▸ Challenge:
Print everything from the line containing "bibliography-entry [96,666,574,702]" down to the line containing "entry-work-title: Les médailleurs", reproducing each line verbatim.

____

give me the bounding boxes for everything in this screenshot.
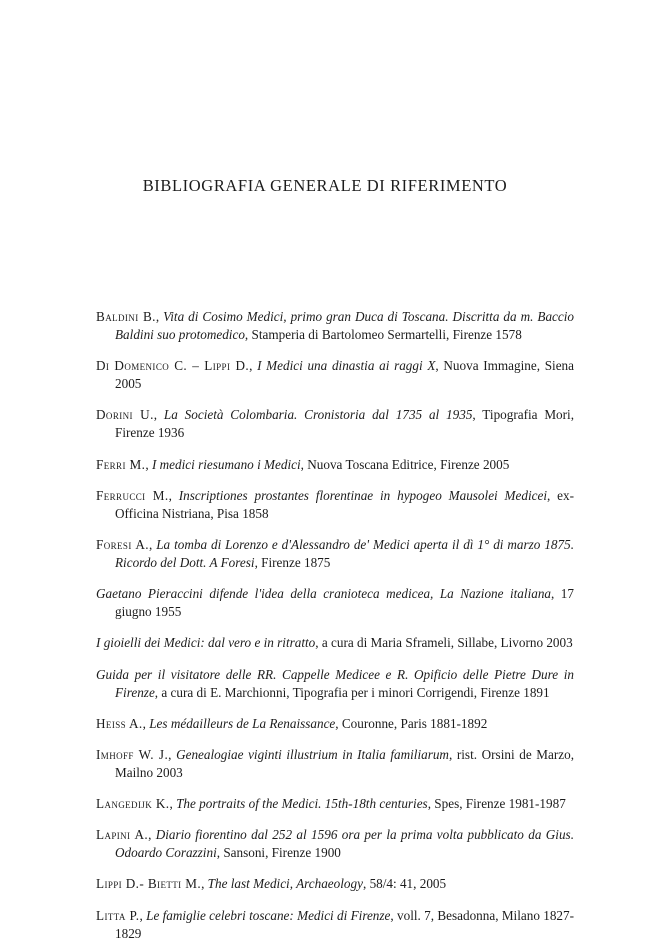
bibliography-entry [96,666,574,702]
bibliography-entry [96,634,574,652]
entry-publication: , rist. Orsini de Marzo, Mailno 2003 [115,746,574,780]
entry-publication: , a cura di E. Marchionni, Tipografia per i minori Corrigendi, Firenze 1891 [154,684,550,700]
entry-separator: , [148,827,156,843]
entry-work-title: La Società Colombaria. Cronistoria dal 1735 al 1935 [163,407,473,423]
page-title: BIBLIOGRAFIA GENERALE DI RIFERIMENTO [142,176,508,195]
entry-publication: , Nuova Toscana Editrice, Firenze 2005 [300,456,510,472]
entry-publication: , Couronne, Paris 1881-1892 [335,715,488,731]
entry-publication: , Stamperia di Bartolomeo Sermartelli, Firenze 1578 [244,327,522,342]
bibliography-entry [96,536,574,572]
entry-author: Ferrucci M. [96,487,169,503]
bibliography-entry [96,875,574,893]
bibliography-list [96,308,574,946]
entry-publication: , Tipografia Mori, Firenze 1936 [115,407,574,441]
entry-publication: , Nuova Immagine, Siena 2005 [115,358,574,392]
bibliography-entry [96,826,574,862]
entry-work-title: Guida per il visitatore delle RR. Cappelle Medicee e R. Opificio delle Pietre Dure in Firenze [96,666,574,700]
entry-separator: , [148,536,157,552]
entry-work-title: Les médailleurs de La Renaissance [149,715,336,731]
entry-separator: , [153,407,164,423]
entry-author: Langedijk K. [96,796,170,812]
entry-work-title: I gioielli dei Medici: dal vero e in ritratto [96,635,316,651]
entry-author: Baldini B. [96,309,156,324]
entry-publication: , Sansoni, Firenze 1900 [216,845,341,861]
entry-publication: , 17 giugno 1955 [115,586,574,620]
entry-work-title: Vita di Cosimo Medici, primo gran Duca di Toscana. Discritta da m. Baccio Baldini suo protomedico [115,309,574,342]
bibliography-entry [96,907,574,943]
entry-publication: , ex-Officina Nistriana, Pisa 1858 [115,487,575,521]
bibliography-entry [96,487,574,523]
entry-separator: , [142,715,150,731]
entry-author: Di Domenico C. – Lippi D. [96,358,250,374]
entry-separator: , [155,309,164,324]
entry-work-title: Gaetano Pieraccini difende l'idea della cranioteca medicea, La Nazione italiana [96,586,552,602]
entry-work-title: I Medici una dinastia ai raggi X [257,358,436,374]
entry-work-title: The last Medici, Archaeology [207,876,363,892]
bibliography-entry [96,585,574,621]
entry-separator: , [201,876,208,892]
entry-author: Lippi D.- Bietti M. [96,876,202,892]
bibliography-entry [96,795,574,813]
bibliography-entry [96,406,574,442]
entry-separator: , [169,796,177,812]
entry-author: Foresi A. [96,536,149,552]
bibliography-entry [96,357,574,393]
entry-author: Heiss A. [96,715,143,731]
entry-work-title: The portraits of the Medici. 15th-18th centuries [176,796,428,812]
entry-separator: , [145,456,152,472]
entry-work-title: La tomba di Lorenzo e d'Alessandro de' Medici aperta il dì 1° di marzo 1875. Ricordo del Dott. A Foresi [115,536,574,570]
bibliography-entry [96,456,574,474]
entry-work-title: Genealogiae viginti illustrium in Italia familiarum [176,746,449,762]
entry-author: Dorini U. [96,407,154,423]
entry-separator: , [249,358,258,374]
entry-author: Lapini A. [96,827,149,843]
bibliography-entry [96,746,574,782]
entry-publication: , Spes, Firenze 1981-1987 [427,796,566,812]
bibliography-entry [96,308,574,344]
entry-publication: , Firenze 1875 [254,554,331,570]
entry-work-title: Le famiglie celebri toscane: Medici di Firenze [146,907,391,923]
entry-work-title: Inscriptiones prostantes florentinae in hypogeo Mausolei Medicei [178,487,548,503]
entry-publication: , a cura di Maria Sframeli, Sillabe, Livorno 2003 [315,635,573,651]
entry-separator: , [168,746,177,762]
entry-work-title: Diario fiorentino dal 252 al 1596 ora per la prima volta pubblicato da Gius. Odoardo Corazzini [115,827,574,861]
entry-work-title: I medici riesumano i Medici [151,456,301,472]
entry-separator: , [168,487,179,503]
entry-author: Litta P. [96,907,140,923]
bibliography-entry [96,715,574,733]
entry-publication: , 58/4: 41, 2005 [362,876,447,892]
entry-author: Imhoff W. J. [96,746,169,762]
entry-author: Ferri M. [96,456,146,472]
entry-publication: , voll. 7, Besadonna, Milano 1827-1829 [115,907,575,941]
entry-separator: , [139,907,147,923]
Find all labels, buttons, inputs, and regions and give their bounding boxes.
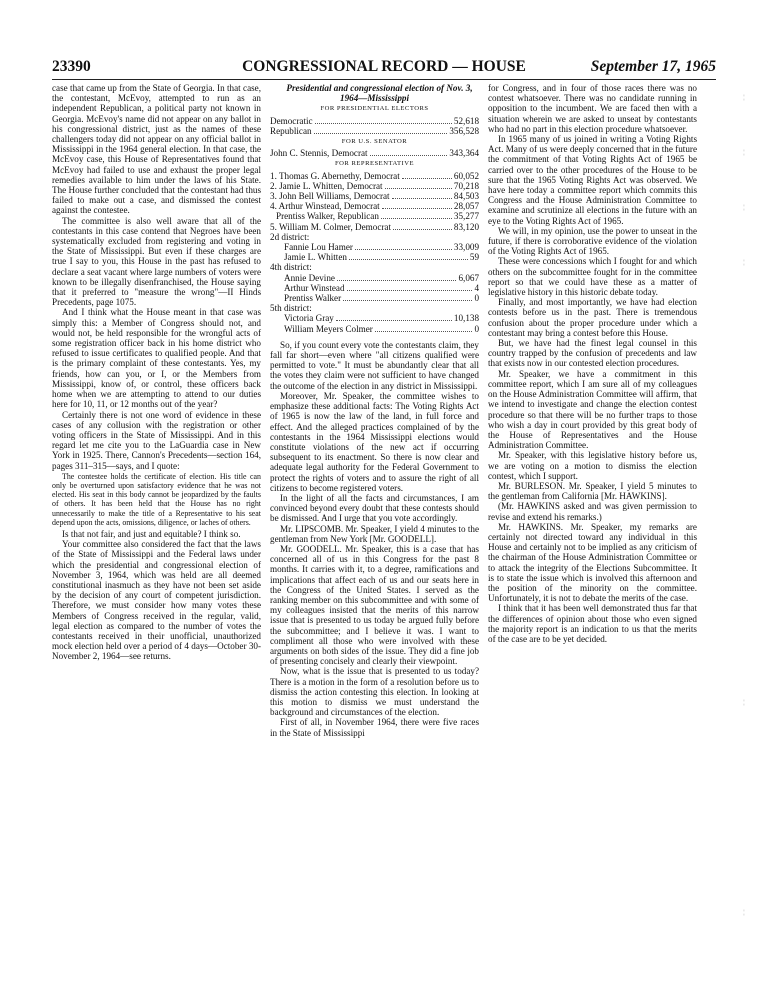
returns-row [270,181,479,191]
paragraph: The committee is also well aware that all of the contestants in this case contend that Negroes have been systematically excluded from registering and voting in the State of Mississippi. But even if these charges are true I say to you, this House in the past has refused to declare a seat vacant where large numbers of voters were known to be illegally disenfranchised, the House saying that it preferred to "measure the wrong"—II Hinds Precedents, page 1075. [52,215,261,308]
paragraph: We will, in my opinion, use the power to unseat in the future, if there is corroborative evidence of the violation of the Voting Rights Act of 1965. [488,225,697,257]
vote-count: 28,057 [453,201,479,212]
candidate-name: Victoria Gray [284,313,334,324]
paragraph: Moreover, Mr. Speaker, the committee wishes to emphasize these additional facts: The Voting Rights Act of 1965 is now the law of the land, in full force and effect. And the alleged practices complained of by the contestants in the 1964 Mississippi elections would constitute violations of the new act if occurring subsequent to its enactment. So there is now clear and adequate legal authority for the Federal Government to protect the rights of voters and to assure the right of all citizens to become registered voters. [270,390,479,493]
returns-row [270,211,479,221]
dot-leader [385,188,452,189]
candidate-name: 3. John Bell Williams, Democrat [270,191,390,202]
paragraph: Is that not fair, and just and equitable? I think so. [62,528,241,539]
candidate-name: Fannie Lou Hamer [284,242,353,253]
dot-leader [392,198,452,199]
vote-count: 356,528 [449,125,479,136]
column-middle [270,83,479,738]
issue-date: September 17, 1965 [590,58,716,75]
dot-leader [393,229,452,230]
paragraph: In 1965 many of us joined in writing a Voting Rights Act. Many of us were deeply concerned that in the future the commitment of that Voting Rights Act of 1965 be carried over to the other procedures of the House to be sure that the 1965 Voting Rights Act was observed. We have here today a committee report which commits this Congress and the House Administration Committee to examine and scrutinize all elections in the future with an eye to the Voting Rights Act of 1965. [488,134,697,226]
election-returns-table [270,83,479,334]
column-left [52,83,261,662]
candidate-name: Prentiss Walker, Republican [276,211,379,222]
vote-count: 35,277 [453,211,479,222]
returns-row [270,222,479,232]
paragraph: But, we have had the finest legal counsel in this country trapped by the confusion of precedents and law that exists now in our contested election procedures. [488,338,697,369]
paragraph: Mr. GOODELL. Mr. Speaker, this is a case that has concerned all of us in this Congress for the past 8 months. It carries with it, to a degree, ramifications and implications that affect each of us and our seats here in the Congress of the United States. I served as the ranking member on this subcommittee and with some of my colleagues insisted that the merits of this narrow issue that is presented to us today be argued fully before the subcommittee; and I believe it was. I want to compliment all those who were involved with these arguments on both sides of the issue. They did a fine job of presenting concisely and clearly their viewpoint. [270,543,479,667]
margin-mark: ¦ [743,260,747,266]
margin-mark: ¦ [743,205,747,211]
paragraph: Mr. Speaker, we have a commitment in this committee report, which I am sure all of my colleagues on the House Administration Committee will affirm, that we intend to investigate and change the election contest procedure so that there will be no further traps to those who wish a day in court provided by this great body of the House of Representatives and the House Administration Committee. [488,368,697,451]
district-label: 2d district: [270,231,310,242]
candidate-name: John C. Stennis, Democrat [270,148,368,159]
paragraph: Mr. HAWKINS. Mr. Speaker, my remarks are certainly not directed toward any individual in this House and certainly not to be implied as any criticism of the chairman of the House Administration Committee or to attack the integrity of the Elections Subcommittee. It is to state the issue which is involved this afternoon and the position of the minority on the committee. Unfortunately, it is not to debate the merits of the case. [488,521,697,604]
paragraph: I think that it has been well demonstrated thus far that the differences of opinion about those who even signed the majority report is an indication to us that the merits of the case are to be yet decided. [488,603,697,644]
dot-leader [337,280,457,281]
column-right [488,83,697,644]
returns-row [270,252,479,262]
dot-leader [347,290,473,291]
candidate-name: Arthur Winstead [284,282,345,293]
vote-count: 84,503 [453,191,479,202]
returns-row [270,283,479,293]
paragraph: First of all, in November 1964, there were five races in the State of Mississippi [270,717,479,738]
paragraph: Your committee also considered the fact that the laws of the State of Mississippi and the Federal laws under which the presidential and congressional election of November 3, 1964, which was held are all deemed constitutional inasmuch as they have not been set aside by the decision of any court of competent jurisdiction. Therefore, we must consider how many votes these Members of Congress received in the regular, valid, legal election as compared to the number of votes the contestants received in their unofficial, unauthorized mock election held over a period of 4 days—October 30-November 2, 1964—see returns. [52,539,261,662]
paragraph: Mr. BURLESON. Mr. Speaker, I yield 5 minutes to the gentleman from California [Mr. HAWKINS]. [488,480,697,502]
paragraph: In the light of all the facts and circumstances, I am convinced beyond every doubt that these contests should be dismissed. And I urge that you vote accordingly. [270,492,479,524]
vote-count: 343,364 [449,148,479,159]
dot-leader [343,300,472,301]
candidate-name: Annie Devine [284,272,335,283]
candidate-name: 1. Thomas G. Abernethy, Democrat [270,170,400,181]
margin-mark: ¦ [743,95,747,101]
paragraph: Mr. Speaker, with this legislative history before us, we are voting on a motion to dismiss the election contest, which I support. [488,450,697,481]
returns-row [270,171,479,181]
margin-mark: ¦ [743,150,747,156]
senator-label: FOR U.S. SENATOR [341,138,408,146]
dot-leader [336,320,452,321]
returns-row [270,126,479,136]
vote-count: 60,052 [453,170,479,181]
candidate-name: Democratic [270,115,313,126]
dot-leader [370,155,448,156]
returns-row [270,242,479,252]
returns-row [270,116,479,126]
block-quote: The contestee holds the certificate of election. His title can only be overturned upon satisfactory evidence that he was not elected. His seat in this body cannot be jeopardized by the faults of others. It has been held that the House has no right unnecessarily to make the title of a Representative to his seat depend upon the acts, omissions, diligence, or laches of others. [52,471,261,527]
returns-row [270,191,479,201]
page-number: 23390 [52,58,91,75]
vote-count: 52,618 [453,115,479,126]
candidate-name: Prentiss Walker [284,293,342,304]
candidate-name: William Meyers Colmer [284,323,373,334]
dot-leader [314,133,448,134]
returns-row [270,273,479,283]
vote-count: 10,138 [453,313,479,324]
paragraph: Now, what is the issue that is presented to us today? There is a motion in the form of a resolution before us to dismiss the action contesting this election. In looking at this motion to dismiss we must understand the background and circumstances of the election. [270,666,479,718]
returns-heading: Presidential and congressional election of Nov. 3, 1964—Mississippi [286,83,473,104]
margin-mark: ¦ [743,910,747,916]
vote-count: 4 [474,282,479,293]
page-header [52,58,716,78]
presidential-electors-label: FOR PRESIDENTIAL ELECTORS [320,105,429,113]
candidate-name: Republican [270,125,312,136]
paragraph: These were concessions which I fought for and which others on the subcommittee fought for in the committee report so that we could have these as a matter of legislative history in this historic debate today. [488,256,697,298]
vote-count: 33,009 [453,242,479,253]
dot-leader [402,178,452,179]
publication-title: CONGRESSIONAL RECORD — HOUSE [242,58,526,75]
paragraph: So, if you count every vote the contestants claim, they fall far short—even where "all citizens qualified were permitted to vote." It must be abundantly clear that all the votes they claim were not sufficient to have changed the outcome of the election in any district in Mississippi. [270,339,479,391]
candidate-name: 4. Arthur Winstead, Democrat [270,201,380,212]
returns-row [270,201,479,211]
district-label: 5th district: [270,303,312,314]
vote-count: 59 [469,252,479,263]
paragraph: Mr. LIPSCOMB. Mr. Speaker, I yield 4 minutes to the gentleman from New York [Mr. GOODELL]. [270,523,479,544]
returns-row [270,324,479,334]
paragraph: (Mr. HAWKINS asked and was given permission to revise and extend his remarks.) [488,501,697,522]
margin-mark: ¦ [743,700,747,706]
dot-leader [349,259,468,260]
vote-count: 0 [474,293,479,304]
returns-row [270,293,479,303]
candidate-name: Jamie L. Whitten [284,252,347,263]
candidate-name: 5. William M. Colmer, Democrat [270,221,391,232]
district-label: 4th district: [270,262,312,273]
vote-count: 0 [474,323,479,334]
paragraph: for Congress, and in four of those races there was no contest whatsoever. There was no candidate running in opposition to the incumbent. We are faced then with a situation wherein we are asked to unseat by contestants who had no part in this election procedure whatsoever. [488,83,697,134]
dot-leader [355,249,452,250]
representative-label: FOR REPRESENTATIVE [335,160,414,168]
returns-row [270,313,479,323]
paragraph: case that came up from the State of Georgia. In that case, the contestant, McEvoy, attempted to run as an independent Republican, a political party not known in Georgia. McEvoy's name did not appear on any ballot in his congressional district, just as the names of these challengers today did not appear on any official ballot in Mississippi in the 1964 general election. In that case, the McEvoy case, this House of Representatives found that McEvoy had failed to use and exhaust the proper legal remedies available to him under the laws of his State. The House further concluded that the contestant had thus failed to make out a case, and dismissed the contest against the contestee. [52,83,261,216]
dot-leader [382,208,452,209]
header-rule [52,79,716,80]
candidate-name: 2. Jamie L. Whitten, Democrat [270,180,383,191]
paragraph: Certainly there is not one word of evidence in these cases of any collusion with the registration or other voting officers in the State of Mississippi. And in this regard let me cite you to the LaGuardia case in New York in 1925. There, Cannon's Precedents—section 164, pages 311–315—says, and I quote: [52,409,261,471]
dot-leader [381,218,452,219]
dot-leader [315,123,452,124]
dot-leader [375,331,473,332]
returns-row [270,148,479,158]
paragraph: And I think what the House meant in that case was simply this: a Member of Congress should not, and would not, be held responsible for the wrongful acts of some registration officer back in his home district who refused to issue certificates to qualified people. And that is the primary complaint of these contestants. Yes, my friends, how can you, or I, or the Members from Mississippi, know of, or control, these officers back home when we are attempting to attend to our duties here for 10, 11, or 12 months out of the year? [52,307,261,410]
vote-count: 70,218 [453,180,479,191]
paragraph: Finally, and most importantly, we have had election contests before us in the past. There is tremendous confusion about the proper procedure under which a contestant may bring a contest before this House. [488,297,697,338]
vote-count: 83,120 [453,221,479,232]
vote-count: 6,067 [458,272,479,283]
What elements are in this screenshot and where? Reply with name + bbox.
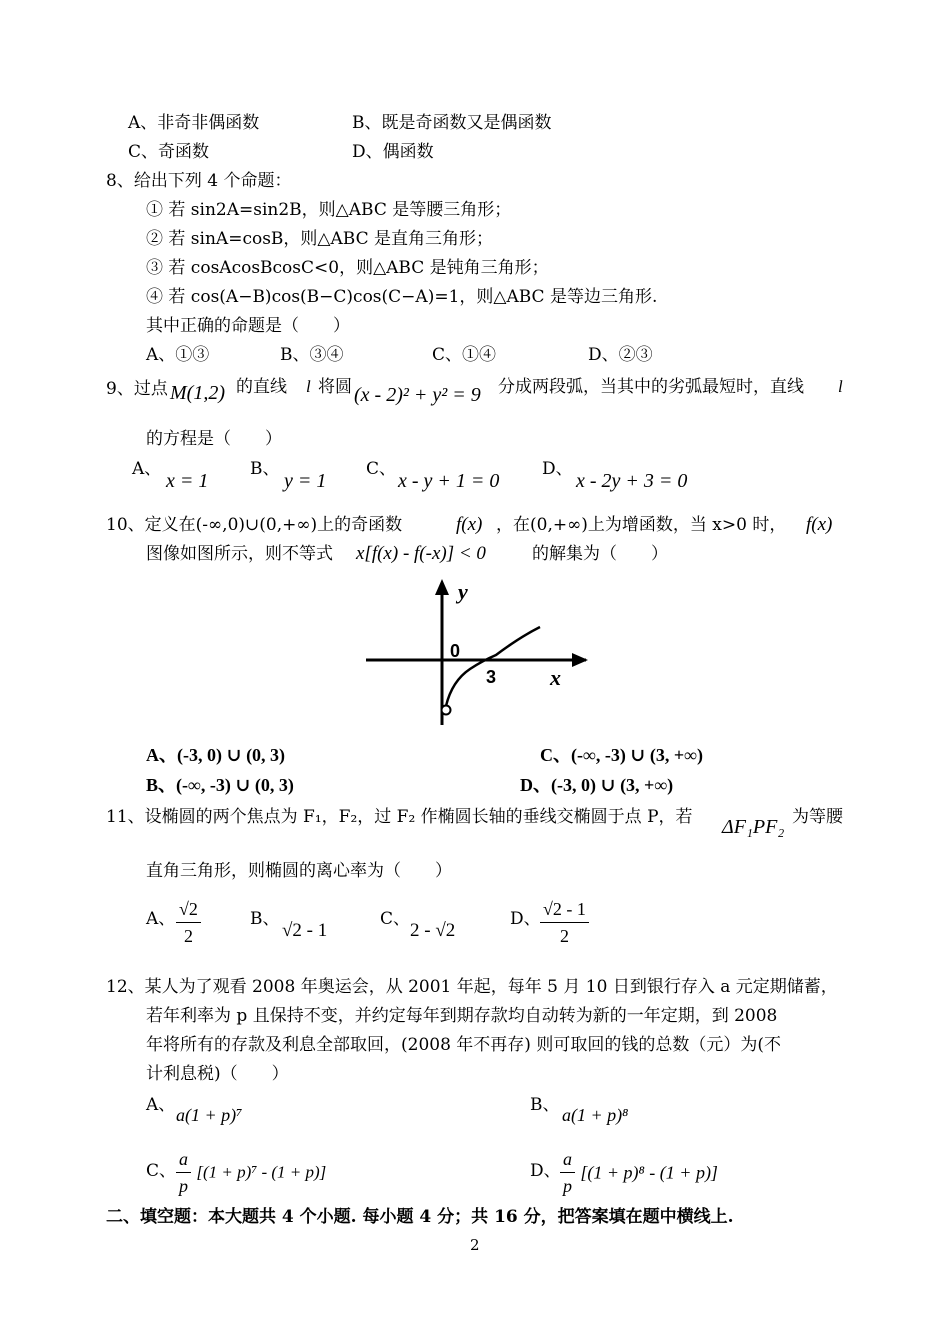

____

▸ The solution:
bibliography-entry [96,666,574,702]
bibliography-entry [96,634,574,652]
entry-publication: , rist. Orsini de Marzo, Mailno 2003 [115,746,574,780]
entry-publication: , a cura di E. Marchionni, Tipografia per i minori Corrigendi, Firenze 1891 [154,684,550,700]
entry-separator: , [148,827,156,843]
entry-work-title: La Società Colombaria. Cronistoria dal 1735 al 1935 [163,407,473,423]
page-title: BIBLIOGRAFIA GENERALE DI RIFERIMENTO [142,176,508,195]
entry-publication: , Nuova Toscana Editrice, Firenze 2005 [300,456,510,472]
entry-publication: , Couronne, Paris 1881-1892 [335,715,488,731]
entry-publication: , Stamperia di Bartolomeo Sermartelli, Firenze 1578 [244,327,522,342]
bibliography-entry [96,536,574,572]
entry-author: Ferrucci M. [96,487,169,503]
bibliography-entry [96,875,574,893]
bibliography-list [96,308,574,946]
entry-publication: , Tipografia Mori, Firenze 1936 [115,407,574,441]
entry-publication: , Nuova Immagine, Siena 2005 [115,358,574,392]
bibliography-entry [96,826,574,862]
entry-work-title: Guida per il visitatore delle RR. Cappelle Medicee e R. Opificio delle Pietre Dure in Firenze [96,666,574,700]
entry-separator: , [148,536,157,552]
entry-work-title: Les médailleurs de La Renaissance [149,715,336,731]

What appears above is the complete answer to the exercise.